### THE EXERCISE
Exactly reproduce each entry, leaving out nothing.

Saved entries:
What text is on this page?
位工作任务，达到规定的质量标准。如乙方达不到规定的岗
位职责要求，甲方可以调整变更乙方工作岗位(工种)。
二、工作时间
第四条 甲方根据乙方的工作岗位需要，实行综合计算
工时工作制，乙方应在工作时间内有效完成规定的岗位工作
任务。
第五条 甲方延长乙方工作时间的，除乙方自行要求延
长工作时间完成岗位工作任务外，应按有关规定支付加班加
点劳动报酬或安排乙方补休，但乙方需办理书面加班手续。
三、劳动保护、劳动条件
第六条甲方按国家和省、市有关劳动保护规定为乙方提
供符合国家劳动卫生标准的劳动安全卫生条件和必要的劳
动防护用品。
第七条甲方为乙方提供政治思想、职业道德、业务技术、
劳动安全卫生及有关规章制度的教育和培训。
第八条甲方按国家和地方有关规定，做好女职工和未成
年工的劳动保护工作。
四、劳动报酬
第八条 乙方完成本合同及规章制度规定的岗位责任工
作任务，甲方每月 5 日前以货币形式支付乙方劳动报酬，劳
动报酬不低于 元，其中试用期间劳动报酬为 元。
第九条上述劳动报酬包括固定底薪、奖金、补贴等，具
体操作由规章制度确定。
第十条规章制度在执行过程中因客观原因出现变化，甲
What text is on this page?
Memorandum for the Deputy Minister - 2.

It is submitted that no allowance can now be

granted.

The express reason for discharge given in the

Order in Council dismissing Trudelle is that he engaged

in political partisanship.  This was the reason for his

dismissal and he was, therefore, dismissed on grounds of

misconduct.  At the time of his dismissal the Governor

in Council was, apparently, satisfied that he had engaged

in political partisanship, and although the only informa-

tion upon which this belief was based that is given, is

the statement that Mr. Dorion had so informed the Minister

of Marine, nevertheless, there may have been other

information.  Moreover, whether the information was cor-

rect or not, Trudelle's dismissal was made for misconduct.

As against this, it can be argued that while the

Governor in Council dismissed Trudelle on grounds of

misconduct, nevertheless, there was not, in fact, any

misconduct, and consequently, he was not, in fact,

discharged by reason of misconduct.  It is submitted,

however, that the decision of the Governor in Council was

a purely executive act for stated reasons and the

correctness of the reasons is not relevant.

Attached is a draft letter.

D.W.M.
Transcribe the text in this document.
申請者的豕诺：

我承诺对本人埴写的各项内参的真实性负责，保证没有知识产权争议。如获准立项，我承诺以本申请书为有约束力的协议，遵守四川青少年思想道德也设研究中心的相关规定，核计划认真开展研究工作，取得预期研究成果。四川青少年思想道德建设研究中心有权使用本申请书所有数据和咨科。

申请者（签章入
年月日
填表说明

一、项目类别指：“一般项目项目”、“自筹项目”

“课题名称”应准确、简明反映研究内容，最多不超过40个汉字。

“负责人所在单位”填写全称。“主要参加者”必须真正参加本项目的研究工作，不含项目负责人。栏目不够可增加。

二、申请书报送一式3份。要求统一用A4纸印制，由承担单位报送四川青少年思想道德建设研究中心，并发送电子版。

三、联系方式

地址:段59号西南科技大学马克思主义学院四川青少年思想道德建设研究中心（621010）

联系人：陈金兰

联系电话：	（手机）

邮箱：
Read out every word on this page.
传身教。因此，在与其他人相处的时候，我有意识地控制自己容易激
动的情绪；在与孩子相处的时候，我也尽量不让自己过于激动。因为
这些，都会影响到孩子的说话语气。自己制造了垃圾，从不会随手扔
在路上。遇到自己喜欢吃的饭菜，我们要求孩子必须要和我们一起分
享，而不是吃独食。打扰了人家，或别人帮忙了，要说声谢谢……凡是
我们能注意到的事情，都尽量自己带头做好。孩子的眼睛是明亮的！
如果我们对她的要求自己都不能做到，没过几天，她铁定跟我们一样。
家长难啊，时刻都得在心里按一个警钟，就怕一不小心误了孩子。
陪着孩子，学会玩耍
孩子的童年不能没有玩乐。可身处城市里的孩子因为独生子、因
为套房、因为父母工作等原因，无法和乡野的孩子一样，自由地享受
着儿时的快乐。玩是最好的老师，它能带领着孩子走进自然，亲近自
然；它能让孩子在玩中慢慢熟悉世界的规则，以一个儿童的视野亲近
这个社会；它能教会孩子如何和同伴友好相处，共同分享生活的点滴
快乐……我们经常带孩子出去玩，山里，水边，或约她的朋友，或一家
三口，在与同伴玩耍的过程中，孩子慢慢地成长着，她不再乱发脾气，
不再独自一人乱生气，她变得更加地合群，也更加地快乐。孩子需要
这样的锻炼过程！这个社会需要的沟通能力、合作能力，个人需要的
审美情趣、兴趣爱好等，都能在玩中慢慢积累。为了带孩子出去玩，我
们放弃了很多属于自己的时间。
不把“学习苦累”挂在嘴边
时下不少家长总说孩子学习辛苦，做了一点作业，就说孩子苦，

### RESULT OF THE EXERCISE
What text is on this page?
位工作任务，达到规定的质量标准。如乙方达不到规定的岗
位职责要求，甲方可以调整变更乙方工作岗位(工种)。
二、工作时间
第四条 甲方根据乙方的工作岗位需要，实行综合计算
工时工作制，乙方应在工作时间内有效完成规定的岗位工作
任务。
第五条 甲方延长乙方工作时间的，除乙方自行要求延
长工作时间完成岗位工作任务外，应按有关规定支付加班加
点劳动报酬或安排乙方补休，但乙方需办理书面加班手续。
三、劳动保护、劳动条件
第六条甲方按国家和省、市有关劳动保护规定为乙方提
供符合国家劳动卫生标准的劳动安全卫生条件和必要的劳
动防护用品。
第七条甲方为乙方提供政治思想、职业道德、业务技术、
劳动安全卫生及有关规章制度的教育和培训。
第八条甲方按国家和地方有关规定，做好女职工和未成
年工的劳动保护工作。
四、劳动报酬
第八条 乙方完成本合同及规章制度规定的岗位责任工
作任务，甲方每月 5 日前以货币形式支付乙方劳动报酬，劳
动报酬不低于 元，其中试用期间劳动报酬为 元。
第九条上述劳动报酬包括固定底薪、奖金、补贴等，具
体操作由规章制度确定。
第十条规章制度在执行过程中因客观原因出现变化，甲
What text is on this page?
Memorandum for the Deputy Minister - 2.

It is submitted that no allowance can now be

granted.

The express reason for discharge given in the

Order in Council dismissing Trudelle is that he engaged

in political partisanship.  This was the reason for his

dismissal and he was, therefore, dismissed on grounds of

misconduct.  At the time of his dismissal the Governor

in Council was, apparently, satisfied that he had engaged

in political partisanship, and although the only informa-

tion upon which this belief was based that is given, is

the statement that Mr. Dorion had so informed the Minister

of Marine, nevertheless, there may have been other

information.  Moreover, whether the information was cor-

rect or not, Trudelle's dismissal was made for misconduct.

As against this, it can be argued that while the

Governor in Council dismissed Trudelle on grounds of

misconduct, nevertheless, there was not, in fact, any

misconduct, and consequently, he was not, in fact,

discharged by reason of misconduct.  It is submitted,

however, that the decision of the Governor in Council was

a purely executive act for stated reasons and the

correctness of the reasons is not relevant.

Attached is a draft letter.

D.W.M.
Transcribe the text in this document.
申請者的豕诺：

我承诺对本人埴写的各项内参的真实性负责，保证没有知识产权争议。如获准立项，我承诺以本申请书为有约束力的协议，遵守四川青少年思想道德也设研究中心的相关规定，核计划认真开展研究工作，取得预期研究成果。四川青少年思想道德建设研究中心有权使用本申请书所有数据和咨科。

申请者（签章入
年月日
填表说明

一、项目类别指：“一般项目项目”、“自筹项目”

“课题名称”应准确、简明反映研究内容，最多不超过40个汉字。

“负责人所在单位”填写全称。“主要参加者”必须真正参加本项目的研究工作，不含项目负责人。栏目不够可增加。

二、申请书报送一式3份。要求统一用A4纸印制，由承担单位报送四川青少年思想道德建设研究中心，并发送电子版。

三、联系方式

地址:段59号西南科技大学马克思主义学院四川青少年思想道德建设研究中心（621010）

联系人：陈金兰

联系电话：	（手机）

邮箱：
Read out every word on this page.
传身教。因此，在与其他人相处的时候，我有意识地控制自己容易激
动的情绪；在与孩子相处的时候，我也尽量不让自己过于激动。因为
这些，都会影响到孩子的说话语气。自己制造了垃圾，从不会随手扔
在路上。遇到自己喜欢吃的饭菜，我们要求孩子必须要和我们一起分
享，而不是吃独食。打扰了人家，或别人帮忙了，要说声谢谢……凡是
我们能注意到的事情，都尽量自己带头做好。孩子的眼睛是明亮的！
如果我们对她的要求自己都不能做到，没过几天，她铁定跟我们一样。
家长难啊，时刻都得在心里按一个警钟，就怕一不小心误了孩子。
陪着孩子，学会玩耍
孩子的童年不能没有玩乐。可身处城市里的孩子因为独生子、因
为套房、因为父母工作等原因，无法和乡野的孩子一样，自由地享受
着儿时的快乐。玩是最好的老师，它能带领着孩子走进自然，亲近自
然；它能让孩子在玩中慢慢熟悉世界的规则，以一个儿童的视野亲近
这个社会；它能教会孩子如何和同伴友好相处，共同分享生活的点滴
快乐……我们经常带孩子出去玩，山里，水边，或约她的朋友，或一家
三口，在与同伴玩耍的过程中，孩子慢慢地成长着，她不再乱发脾气，
不再独自一人乱生气，她变得更加地合群，也更加地快乐。孩子需要
这样的锻炼过程！这个社会需要的沟通能力、合作能力，个人需要的
审美情趣、兴趣爱好等，都能在玩中慢慢积累。为了带孩子出去玩，我
们放弃了很多属于自己的时间。
不把“学习苦累”挂在嘴边
时下不少家长总说孩子学习辛苦，做了一点作业，就说孩子苦，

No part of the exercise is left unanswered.